Data records:
---*---
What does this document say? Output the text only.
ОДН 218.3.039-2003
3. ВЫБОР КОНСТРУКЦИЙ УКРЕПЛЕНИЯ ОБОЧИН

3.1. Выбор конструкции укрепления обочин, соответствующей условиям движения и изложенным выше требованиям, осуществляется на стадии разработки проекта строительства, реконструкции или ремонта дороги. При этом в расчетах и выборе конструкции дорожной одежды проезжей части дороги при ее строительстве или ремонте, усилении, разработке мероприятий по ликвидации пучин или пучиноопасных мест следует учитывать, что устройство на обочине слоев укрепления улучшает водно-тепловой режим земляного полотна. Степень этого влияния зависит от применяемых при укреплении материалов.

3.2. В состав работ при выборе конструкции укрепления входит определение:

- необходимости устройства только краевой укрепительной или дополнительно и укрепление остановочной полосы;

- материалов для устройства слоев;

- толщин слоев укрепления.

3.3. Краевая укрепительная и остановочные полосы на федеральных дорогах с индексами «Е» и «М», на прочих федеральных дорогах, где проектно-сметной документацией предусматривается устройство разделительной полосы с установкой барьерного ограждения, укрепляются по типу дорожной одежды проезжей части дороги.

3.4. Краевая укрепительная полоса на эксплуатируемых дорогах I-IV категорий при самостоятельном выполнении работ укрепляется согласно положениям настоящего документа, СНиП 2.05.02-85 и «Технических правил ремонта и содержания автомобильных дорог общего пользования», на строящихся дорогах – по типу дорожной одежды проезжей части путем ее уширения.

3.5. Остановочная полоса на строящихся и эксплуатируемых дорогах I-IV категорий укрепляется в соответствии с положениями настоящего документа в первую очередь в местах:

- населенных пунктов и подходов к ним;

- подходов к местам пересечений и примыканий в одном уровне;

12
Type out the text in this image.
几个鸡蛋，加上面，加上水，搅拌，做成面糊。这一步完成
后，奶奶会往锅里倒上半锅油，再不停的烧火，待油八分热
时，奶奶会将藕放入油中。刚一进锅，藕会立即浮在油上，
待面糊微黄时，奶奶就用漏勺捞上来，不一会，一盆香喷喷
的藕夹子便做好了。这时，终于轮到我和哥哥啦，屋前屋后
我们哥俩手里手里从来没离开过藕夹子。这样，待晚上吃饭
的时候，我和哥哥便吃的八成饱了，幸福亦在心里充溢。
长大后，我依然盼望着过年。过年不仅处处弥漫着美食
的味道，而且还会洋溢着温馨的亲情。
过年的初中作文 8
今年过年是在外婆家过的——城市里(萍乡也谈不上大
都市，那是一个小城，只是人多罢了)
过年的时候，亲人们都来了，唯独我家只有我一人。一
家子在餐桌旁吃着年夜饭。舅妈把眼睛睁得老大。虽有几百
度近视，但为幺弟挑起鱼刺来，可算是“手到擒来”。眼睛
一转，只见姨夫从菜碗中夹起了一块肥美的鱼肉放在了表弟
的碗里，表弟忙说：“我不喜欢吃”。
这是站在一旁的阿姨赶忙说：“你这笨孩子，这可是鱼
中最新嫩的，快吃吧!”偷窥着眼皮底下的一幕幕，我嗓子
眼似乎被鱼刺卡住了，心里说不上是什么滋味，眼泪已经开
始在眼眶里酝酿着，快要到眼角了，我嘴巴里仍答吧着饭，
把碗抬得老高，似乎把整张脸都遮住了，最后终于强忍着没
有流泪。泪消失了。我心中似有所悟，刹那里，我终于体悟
---*---
:: Task to carry out ::
Repeat the listing above without any change.

:: Task solution ::
What does this document say? Output the text only.
ОДН 218.3.039-2003
3. ВЫБОР КОНСТРУКЦИЙ УКРЕПЛЕНИЯ ОБОЧИН

3.1. Выбор конструкции укрепления обочин, соответствующей условиям движения и изложенным выше требованиям, осуществляется на стадии разработки проекта строительства, реконструкции или ремонта дороги. При этом в расчетах и выборе конструкции дорожной одежды проезжей части дороги при ее строительстве или ремонте, усилении, разработке мероприятий по ликвидации пучин или пучиноопасных мест следует учитывать, что устройство на обочине слоев укрепления улучшает водно-тепловой режим земляного полотна. Степень этого влияния зависит от применяемых при укреплении материалов.

3.2. В состав работ при выборе конструкции укрепления входит определение:

- необходимости устройства только краевой укрепительной или дополнительно и укрепление остановочной полосы;

- материалов для устройства слоев;

- толщин слоев укрепления.

3.3. Краевая укрепительная и остановочные полосы на федеральных дорогах с индексами «Е» и «М», на прочих федеральных дорогах, где проектно-сметной документацией предусматривается устройство разделительной полосы с установкой барьерного ограждения, укрепляются по типу дорожной одежды проезжей части дороги.

3.4. Краевая укрепительная полоса на эксплуатируемых дорогах I-IV категорий при самостоятельном выполнении работ укрепляется согласно положениям настоящего документа, СНиП 2.05.02-85 и «Технических правил ремонта и содержания автомобильных дорог общего пользования», на строящихся дорогах – по типу дорожной одежды проезжей части путем ее уширения.

3.5. Остановочная полоса на строящихся и эксплуатируемых дорогах I-IV категорий укрепляется в соответствии с положениями настоящего документа в первую очередь в местах:

- населенных пунктов и подходов к ним;

- подходов к местам пересечений и примыканий в одном уровне;

12
Type out the text in this image.
几个鸡蛋，加上面，加上水，搅拌，做成面糊。这一步完成
后，奶奶会往锅里倒上半锅油，再不停的烧火，待油八分热
时，奶奶会将藕放入油中。刚一进锅，藕会立即浮在油上，
待面糊微黄时，奶奶就用漏勺捞上来，不一会，一盆香喷喷
的藕夹子便做好了。这时，终于轮到我和哥哥啦，屋前屋后
我们哥俩手里手里从来没离开过藕夹子。这样，待晚上吃饭
的时候，我和哥哥便吃的八成饱了，幸福亦在心里充溢。
长大后，我依然盼望着过年。过年不仅处处弥漫着美食
的味道，而且还会洋溢着温馨的亲情。
过年的初中作文 8
今年过年是在外婆家过的——城市里(萍乡也谈不上大
都市，那是一个小城，只是人多罢了)
过年的时候，亲人们都来了，唯独我家只有我一人。一
家子在餐桌旁吃着年夜饭。舅妈把眼睛睁得老大。虽有几百
度近视，但为幺弟挑起鱼刺来，可算是“手到擒来”。眼睛
一转，只见姨夫从菜碗中夹起了一块肥美的鱼肉放在了表弟
的碗里，表弟忙说：“我不喜欢吃”。
这是站在一旁的阿姨赶忙说：“你这笨孩子，这可是鱼
中最新嫩的，快吃吧!”偷窥着眼皮底下的一幕幕，我嗓子
眼似乎被鱼刺卡住了，心里说不上是什么滋味，眼泪已经开
始在眼眶里酝酿着，快要到眼角了，我嘴巴里仍答吧着饭，
把碗抬得老高，似乎把整张脸都遮住了，最后终于强忍着没
有流泪。泪消失了。我心中似有所悟，刹那里，我终于体悟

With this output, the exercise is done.